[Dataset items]
-- Begin --

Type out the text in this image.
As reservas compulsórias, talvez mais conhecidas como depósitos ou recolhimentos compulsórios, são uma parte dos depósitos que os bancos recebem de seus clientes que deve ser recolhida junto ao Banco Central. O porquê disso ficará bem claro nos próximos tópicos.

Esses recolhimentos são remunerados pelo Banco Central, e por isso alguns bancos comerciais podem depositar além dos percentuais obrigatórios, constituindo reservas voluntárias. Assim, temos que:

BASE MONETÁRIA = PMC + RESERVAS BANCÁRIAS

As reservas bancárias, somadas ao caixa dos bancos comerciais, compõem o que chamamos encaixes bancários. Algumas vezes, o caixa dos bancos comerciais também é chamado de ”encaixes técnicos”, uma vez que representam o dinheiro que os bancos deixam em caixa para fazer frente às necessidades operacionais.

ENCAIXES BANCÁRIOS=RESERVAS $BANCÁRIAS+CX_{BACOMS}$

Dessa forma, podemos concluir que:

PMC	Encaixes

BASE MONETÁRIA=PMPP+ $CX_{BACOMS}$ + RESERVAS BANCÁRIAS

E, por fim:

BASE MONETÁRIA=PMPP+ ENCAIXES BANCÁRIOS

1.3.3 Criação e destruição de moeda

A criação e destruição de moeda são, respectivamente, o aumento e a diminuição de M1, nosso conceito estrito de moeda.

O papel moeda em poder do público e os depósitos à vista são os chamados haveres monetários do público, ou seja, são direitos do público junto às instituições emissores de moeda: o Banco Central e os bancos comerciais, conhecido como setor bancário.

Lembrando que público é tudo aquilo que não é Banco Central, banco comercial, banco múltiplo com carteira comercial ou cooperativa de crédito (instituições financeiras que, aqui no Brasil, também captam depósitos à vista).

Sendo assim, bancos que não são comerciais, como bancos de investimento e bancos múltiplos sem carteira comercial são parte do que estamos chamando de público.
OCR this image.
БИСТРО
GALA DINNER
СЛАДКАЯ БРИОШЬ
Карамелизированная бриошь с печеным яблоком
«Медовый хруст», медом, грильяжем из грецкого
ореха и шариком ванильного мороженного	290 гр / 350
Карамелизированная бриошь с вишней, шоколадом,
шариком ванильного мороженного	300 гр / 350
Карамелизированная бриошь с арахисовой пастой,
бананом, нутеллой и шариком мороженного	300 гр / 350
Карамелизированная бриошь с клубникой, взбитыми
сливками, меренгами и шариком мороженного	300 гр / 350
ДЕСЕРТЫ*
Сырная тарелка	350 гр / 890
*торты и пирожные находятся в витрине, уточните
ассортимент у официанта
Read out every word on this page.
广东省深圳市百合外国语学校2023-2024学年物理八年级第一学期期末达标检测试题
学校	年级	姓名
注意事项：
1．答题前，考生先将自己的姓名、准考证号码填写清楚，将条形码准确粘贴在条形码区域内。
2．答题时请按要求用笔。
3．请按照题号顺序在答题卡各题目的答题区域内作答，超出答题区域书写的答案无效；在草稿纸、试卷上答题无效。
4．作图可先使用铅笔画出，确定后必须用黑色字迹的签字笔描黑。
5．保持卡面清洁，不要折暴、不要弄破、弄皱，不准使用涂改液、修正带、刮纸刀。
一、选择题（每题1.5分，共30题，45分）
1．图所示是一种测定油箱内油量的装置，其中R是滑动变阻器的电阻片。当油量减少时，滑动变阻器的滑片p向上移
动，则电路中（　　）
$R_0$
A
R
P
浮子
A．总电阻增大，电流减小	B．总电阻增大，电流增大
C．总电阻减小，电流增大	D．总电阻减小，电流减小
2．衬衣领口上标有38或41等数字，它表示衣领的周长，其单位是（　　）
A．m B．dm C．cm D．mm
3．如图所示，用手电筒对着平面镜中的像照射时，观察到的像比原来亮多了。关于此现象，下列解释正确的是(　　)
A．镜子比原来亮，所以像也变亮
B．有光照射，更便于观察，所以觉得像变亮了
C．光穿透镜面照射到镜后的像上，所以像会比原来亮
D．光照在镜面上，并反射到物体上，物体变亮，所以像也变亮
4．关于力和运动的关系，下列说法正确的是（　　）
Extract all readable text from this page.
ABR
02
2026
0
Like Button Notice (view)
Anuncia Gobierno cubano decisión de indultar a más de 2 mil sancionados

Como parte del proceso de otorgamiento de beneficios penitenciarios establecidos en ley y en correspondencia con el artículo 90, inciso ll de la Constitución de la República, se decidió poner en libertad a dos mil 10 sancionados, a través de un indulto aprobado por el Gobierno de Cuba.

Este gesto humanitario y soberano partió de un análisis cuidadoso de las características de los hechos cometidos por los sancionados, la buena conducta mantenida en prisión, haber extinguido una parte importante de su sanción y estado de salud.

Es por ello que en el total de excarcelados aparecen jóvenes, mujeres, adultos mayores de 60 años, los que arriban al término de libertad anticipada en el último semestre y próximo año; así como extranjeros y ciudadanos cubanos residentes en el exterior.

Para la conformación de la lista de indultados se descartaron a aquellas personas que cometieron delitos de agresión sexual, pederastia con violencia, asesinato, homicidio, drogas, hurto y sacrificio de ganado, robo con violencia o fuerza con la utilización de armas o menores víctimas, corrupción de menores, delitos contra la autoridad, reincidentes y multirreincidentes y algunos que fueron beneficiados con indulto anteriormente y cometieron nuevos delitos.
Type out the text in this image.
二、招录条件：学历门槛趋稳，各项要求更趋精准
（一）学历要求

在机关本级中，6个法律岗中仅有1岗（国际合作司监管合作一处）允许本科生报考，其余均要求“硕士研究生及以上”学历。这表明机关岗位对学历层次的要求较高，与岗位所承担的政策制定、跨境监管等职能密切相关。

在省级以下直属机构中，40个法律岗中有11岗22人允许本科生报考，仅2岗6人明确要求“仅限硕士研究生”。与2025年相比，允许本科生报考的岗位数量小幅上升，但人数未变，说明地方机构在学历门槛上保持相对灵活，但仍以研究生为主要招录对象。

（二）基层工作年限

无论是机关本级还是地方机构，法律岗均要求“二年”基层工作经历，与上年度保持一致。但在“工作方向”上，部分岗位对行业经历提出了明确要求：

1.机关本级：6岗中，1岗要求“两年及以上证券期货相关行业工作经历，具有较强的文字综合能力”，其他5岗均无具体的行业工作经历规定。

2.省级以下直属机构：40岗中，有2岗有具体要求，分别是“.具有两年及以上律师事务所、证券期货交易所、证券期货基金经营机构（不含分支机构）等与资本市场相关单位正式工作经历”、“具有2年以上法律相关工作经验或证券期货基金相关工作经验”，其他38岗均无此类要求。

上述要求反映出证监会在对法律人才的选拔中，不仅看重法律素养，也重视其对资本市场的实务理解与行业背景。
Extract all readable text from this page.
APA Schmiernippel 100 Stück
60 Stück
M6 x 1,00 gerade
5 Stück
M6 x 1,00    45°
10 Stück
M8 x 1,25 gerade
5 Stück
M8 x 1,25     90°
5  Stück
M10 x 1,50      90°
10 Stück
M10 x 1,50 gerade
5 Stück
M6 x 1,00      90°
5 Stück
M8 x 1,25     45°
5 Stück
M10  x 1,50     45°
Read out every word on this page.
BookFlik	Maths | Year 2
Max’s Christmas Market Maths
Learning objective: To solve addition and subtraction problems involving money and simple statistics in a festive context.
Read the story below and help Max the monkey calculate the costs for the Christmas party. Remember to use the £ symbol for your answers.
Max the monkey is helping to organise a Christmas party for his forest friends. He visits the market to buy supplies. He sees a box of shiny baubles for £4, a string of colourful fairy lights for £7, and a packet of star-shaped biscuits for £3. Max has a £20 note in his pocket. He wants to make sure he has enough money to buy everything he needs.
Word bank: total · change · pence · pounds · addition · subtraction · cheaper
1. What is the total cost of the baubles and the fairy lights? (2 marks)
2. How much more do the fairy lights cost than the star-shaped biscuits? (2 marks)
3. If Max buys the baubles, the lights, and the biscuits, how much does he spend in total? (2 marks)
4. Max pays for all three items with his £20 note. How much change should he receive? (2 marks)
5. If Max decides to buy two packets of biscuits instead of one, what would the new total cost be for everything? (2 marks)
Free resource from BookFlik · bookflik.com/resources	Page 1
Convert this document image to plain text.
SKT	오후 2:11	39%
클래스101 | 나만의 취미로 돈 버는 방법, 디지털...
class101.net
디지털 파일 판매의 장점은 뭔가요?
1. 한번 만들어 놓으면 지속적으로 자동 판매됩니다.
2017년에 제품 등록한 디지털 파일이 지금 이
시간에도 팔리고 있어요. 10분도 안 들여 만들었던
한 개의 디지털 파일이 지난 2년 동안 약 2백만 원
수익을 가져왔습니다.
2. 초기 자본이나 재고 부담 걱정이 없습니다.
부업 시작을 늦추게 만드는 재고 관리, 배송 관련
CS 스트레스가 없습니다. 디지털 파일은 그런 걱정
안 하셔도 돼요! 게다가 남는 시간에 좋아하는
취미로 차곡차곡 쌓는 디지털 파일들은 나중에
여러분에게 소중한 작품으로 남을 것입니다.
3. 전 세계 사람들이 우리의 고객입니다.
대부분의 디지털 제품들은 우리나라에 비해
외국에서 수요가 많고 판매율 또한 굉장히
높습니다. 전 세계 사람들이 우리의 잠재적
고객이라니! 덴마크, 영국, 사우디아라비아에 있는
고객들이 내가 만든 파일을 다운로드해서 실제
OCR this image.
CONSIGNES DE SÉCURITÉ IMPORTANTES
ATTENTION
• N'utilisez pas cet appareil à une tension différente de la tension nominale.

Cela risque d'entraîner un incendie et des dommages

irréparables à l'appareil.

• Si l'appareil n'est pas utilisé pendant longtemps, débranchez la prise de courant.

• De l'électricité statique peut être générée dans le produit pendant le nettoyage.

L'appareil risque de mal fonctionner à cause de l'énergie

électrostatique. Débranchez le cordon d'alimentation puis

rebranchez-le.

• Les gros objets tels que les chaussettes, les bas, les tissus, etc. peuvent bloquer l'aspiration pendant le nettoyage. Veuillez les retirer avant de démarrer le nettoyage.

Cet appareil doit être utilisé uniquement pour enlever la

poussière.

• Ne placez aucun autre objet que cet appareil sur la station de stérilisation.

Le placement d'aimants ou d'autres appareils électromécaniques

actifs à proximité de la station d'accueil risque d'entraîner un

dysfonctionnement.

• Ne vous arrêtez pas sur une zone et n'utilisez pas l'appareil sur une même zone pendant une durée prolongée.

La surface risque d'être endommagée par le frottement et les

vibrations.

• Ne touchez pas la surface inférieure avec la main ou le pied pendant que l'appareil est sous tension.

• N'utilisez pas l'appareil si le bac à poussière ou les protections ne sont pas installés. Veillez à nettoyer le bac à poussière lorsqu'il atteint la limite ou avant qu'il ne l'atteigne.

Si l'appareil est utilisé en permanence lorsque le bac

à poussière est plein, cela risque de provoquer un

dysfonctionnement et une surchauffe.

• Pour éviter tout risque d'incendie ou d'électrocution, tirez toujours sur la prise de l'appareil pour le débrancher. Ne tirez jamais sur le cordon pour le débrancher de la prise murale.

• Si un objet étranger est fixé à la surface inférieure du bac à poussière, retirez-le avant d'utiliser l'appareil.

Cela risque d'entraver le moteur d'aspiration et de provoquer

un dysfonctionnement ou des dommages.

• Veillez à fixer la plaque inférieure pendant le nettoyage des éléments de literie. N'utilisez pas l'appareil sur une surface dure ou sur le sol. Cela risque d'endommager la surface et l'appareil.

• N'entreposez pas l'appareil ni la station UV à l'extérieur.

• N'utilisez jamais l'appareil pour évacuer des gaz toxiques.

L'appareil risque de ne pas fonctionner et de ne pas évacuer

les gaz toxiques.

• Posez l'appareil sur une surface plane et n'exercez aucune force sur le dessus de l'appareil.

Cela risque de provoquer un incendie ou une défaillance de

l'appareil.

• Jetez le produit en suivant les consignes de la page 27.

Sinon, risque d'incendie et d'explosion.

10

-- End --

> _Exercise directions_
Show the lines where the word "Christmas" appears in the entries.

> _Written solution_
Max’s Christmas Market Maths
Read the story below and help Max the monkey calculate the costs for the Christmas party. Remember to use the £ symbol for your answers.
Max the monkey is helping to organise a Christmas party for his forest friends. He visits the market to buy supplies. He sees a box of shiny baubles for £4, a string of colourful fairy lights for £7, and a packet of star-shaped biscuits for £3. Max has a £20 note in his pocket. He wants to make sure he has enough money to buy everything he needs.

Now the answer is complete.